[Work to complete]:
Select from the data all lines with the word "本大题共".

[Data rows]:
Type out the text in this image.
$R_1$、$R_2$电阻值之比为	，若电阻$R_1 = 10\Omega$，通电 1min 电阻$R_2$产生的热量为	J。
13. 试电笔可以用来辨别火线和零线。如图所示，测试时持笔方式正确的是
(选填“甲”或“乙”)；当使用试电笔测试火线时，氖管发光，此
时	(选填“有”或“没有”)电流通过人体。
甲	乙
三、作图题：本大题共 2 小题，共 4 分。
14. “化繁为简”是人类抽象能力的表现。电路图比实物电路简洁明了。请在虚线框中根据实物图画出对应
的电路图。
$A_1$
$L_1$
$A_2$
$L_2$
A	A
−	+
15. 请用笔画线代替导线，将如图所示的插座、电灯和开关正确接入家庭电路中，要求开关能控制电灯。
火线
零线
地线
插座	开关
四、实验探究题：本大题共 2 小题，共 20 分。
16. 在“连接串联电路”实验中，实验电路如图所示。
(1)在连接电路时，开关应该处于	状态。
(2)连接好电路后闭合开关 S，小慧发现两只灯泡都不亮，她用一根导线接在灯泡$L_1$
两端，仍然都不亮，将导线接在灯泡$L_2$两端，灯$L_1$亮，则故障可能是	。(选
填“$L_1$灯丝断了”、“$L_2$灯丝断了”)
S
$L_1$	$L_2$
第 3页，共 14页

[Answer to the problem]:
三、作图题：本大题共 2 小题，共 4 分。
四、实验探究题：本大题共 2 小题，共 20 分。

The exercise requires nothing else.